==== FRAGMENTO PARA LEER ====

Sermón para el tercer domingo de Adviento
Texto Bíblico: Mateo 11:2-11
En
el texto bíblico de la semana pasada (Lucas 3:1-18), el Apóstol San Lucas nos mostró cómo Juan
el Bautista preparaba el camino del corazón del mundo para la venida del Señor.
En
el pasaje de esta semana, El Apóstol San Mateo nos muestra cómo Jesús prepara el
camino del corazón del hombre para su venida.
Es
que la Navidad puede verse como un camino de dos vías en el encuentro con el
Salvador.
Por
un lado, así como vino la Palabra de Dios a Juan el Bautista en el desierto y
lo convirtió en mensajero, así viene Dios a nosotros, Navidad es Emmanuel.
Por
otro lado, aunque estemos presos, nosotros venimos a Dios a través de la obra
redentora del Salvador, Navidad es Jesús.
El
mensaje de la Navidad incluye no solamente la imagen de un niño en el pesebre,
de los magos de oriente ofreciendo tributos al nuevo rey, o de los pastores y
los ángeles elevando alabanzas; sino que es también un poderoso mensaje de
liberación que puede empezar hasta en una cárcel.
Para
la reflexión de hoy vamos a imaginarnos esta lectura como un drama navideño de
tres escenas.
Escena I, Juan el Bautista aparece en una cárcel y le envía una pregunta a Jesús, Mateo
11:2-3
Lo
que se narra en esta primera escena del drama, no tiene sentido, al menos
aparentemente, si lo comparamos con el relato de la semana pasada.
Aquel
quien anteriormente había dicho: “viene uno más poderoso que yo, de quien no
soy digno de desatar la correa de su calzado; él os bautizará en Espíritu Santo
y fuego.”, está ahora en una cárcel y desde allí le manda a preguntar a Jesús:
¿Eres
tú aquel que había de venir o esperaremos a otro?
Si
se hubiera dignado a desatarle a Jesús la correa de las sandalias lo hubiera
reconocido al menos por los pies cuando lo bautizó y hubiera recordado que “el
cielo se abrió y descendió el Espíritu Santo sobre él en forma corporal, como
paloma; y que vino una voz del cielo que decía: «Tú eres mi Hijo amado; en ti
tengo complacencia.»
En
cuanto al asunto de la cárcel Lucas 3:19-20 nos explica que fue lo que sucedió:
“Entonces
Herodes el tetrarca, siendo reprendido por Juan a causa de Herodías, mujer de
Felipe su hermano, y de todas las maldades que Herodes había hecho, sobre todas
ellas, añadió además esta: encerró a Juan en la cárcel.”
¿Pero
en cuanto a la pregunta? ¿Cómo podemos explicar que de los labios del profeta
que anuncia su venida puedan fluir palabras que lo niegan?

==== LISTADO MOSTRADO ====

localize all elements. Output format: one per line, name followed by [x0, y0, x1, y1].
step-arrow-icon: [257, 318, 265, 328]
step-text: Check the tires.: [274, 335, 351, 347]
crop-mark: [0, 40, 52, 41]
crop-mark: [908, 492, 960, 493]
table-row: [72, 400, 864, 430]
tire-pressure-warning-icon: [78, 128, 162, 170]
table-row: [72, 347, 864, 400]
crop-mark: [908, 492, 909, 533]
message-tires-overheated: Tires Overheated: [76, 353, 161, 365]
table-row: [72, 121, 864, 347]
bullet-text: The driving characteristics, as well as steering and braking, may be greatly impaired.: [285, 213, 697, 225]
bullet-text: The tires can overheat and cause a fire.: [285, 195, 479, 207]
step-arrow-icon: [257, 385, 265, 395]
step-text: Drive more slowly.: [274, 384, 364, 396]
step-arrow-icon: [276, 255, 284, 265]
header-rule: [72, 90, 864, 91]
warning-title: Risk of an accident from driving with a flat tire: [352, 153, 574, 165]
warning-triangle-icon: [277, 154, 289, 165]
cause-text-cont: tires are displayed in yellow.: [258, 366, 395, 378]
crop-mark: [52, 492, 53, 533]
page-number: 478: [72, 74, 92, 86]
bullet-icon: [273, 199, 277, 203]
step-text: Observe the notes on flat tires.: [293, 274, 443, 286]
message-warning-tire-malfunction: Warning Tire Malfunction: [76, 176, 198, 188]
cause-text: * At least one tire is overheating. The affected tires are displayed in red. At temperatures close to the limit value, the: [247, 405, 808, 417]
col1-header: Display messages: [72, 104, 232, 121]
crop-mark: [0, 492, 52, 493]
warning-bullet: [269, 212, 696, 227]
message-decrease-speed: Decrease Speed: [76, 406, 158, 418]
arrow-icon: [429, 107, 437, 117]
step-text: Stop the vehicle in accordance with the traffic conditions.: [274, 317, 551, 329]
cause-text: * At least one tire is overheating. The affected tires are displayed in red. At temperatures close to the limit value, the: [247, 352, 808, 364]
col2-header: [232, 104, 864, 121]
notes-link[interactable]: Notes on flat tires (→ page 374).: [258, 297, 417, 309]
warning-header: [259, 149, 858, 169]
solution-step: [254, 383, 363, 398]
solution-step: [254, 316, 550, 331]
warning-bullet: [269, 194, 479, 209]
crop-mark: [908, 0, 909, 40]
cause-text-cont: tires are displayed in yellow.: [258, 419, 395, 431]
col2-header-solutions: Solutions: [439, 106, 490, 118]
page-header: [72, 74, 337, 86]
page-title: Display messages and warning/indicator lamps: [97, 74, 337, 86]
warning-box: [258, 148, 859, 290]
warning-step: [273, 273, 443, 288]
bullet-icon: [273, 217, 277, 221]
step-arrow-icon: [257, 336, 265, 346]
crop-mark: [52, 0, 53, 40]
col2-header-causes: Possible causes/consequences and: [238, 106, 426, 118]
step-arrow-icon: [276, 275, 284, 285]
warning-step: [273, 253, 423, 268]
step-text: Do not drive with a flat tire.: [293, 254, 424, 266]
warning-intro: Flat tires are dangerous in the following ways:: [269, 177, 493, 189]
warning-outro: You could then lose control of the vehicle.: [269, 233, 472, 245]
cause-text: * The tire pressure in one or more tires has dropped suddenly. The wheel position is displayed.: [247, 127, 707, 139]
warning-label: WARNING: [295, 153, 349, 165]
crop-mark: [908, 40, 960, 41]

====

OBJETIVO 1: Según el fragmento del sermón, ¿en cuántas escenas se propone imaginar la lectura de hoy?
OBJETIVO 2: Reproduce sin cambios la parte del listado que abarca desde su comienzo hasta la línea que contiene "bullet-text: The driving", incluidas ambas.

RESPUESTA CORRECTA 1: En tres escenas, como un drama navideño.

RESPUESTA CORRECTA 2:
localize all elements. Output format: one per line, name followed by [x0, y0, x1, y1].
step-arrow-icon: [257, 318, 265, 328]
step-text: Check the tires.: [274, 335, 351, 347]
crop-mark: [0, 40, 52, 41]
crop-mark: [908, 492, 960, 493]
table-row: [72, 400, 864, 430]
tire-pressure-warning-icon: [78, 128, 162, 170]
table-row: [72, 347, 864, 400]
crop-mark: [908, 492, 909, 533]
message-tires-overheated: Tires Overheated: [76, 353, 161, 365]
table-row: [72, 121, 864, 347]
bullet-text: The driving characteristics, as well as steering and braking, may be greatly impaired.: [285, 213, 697, 225]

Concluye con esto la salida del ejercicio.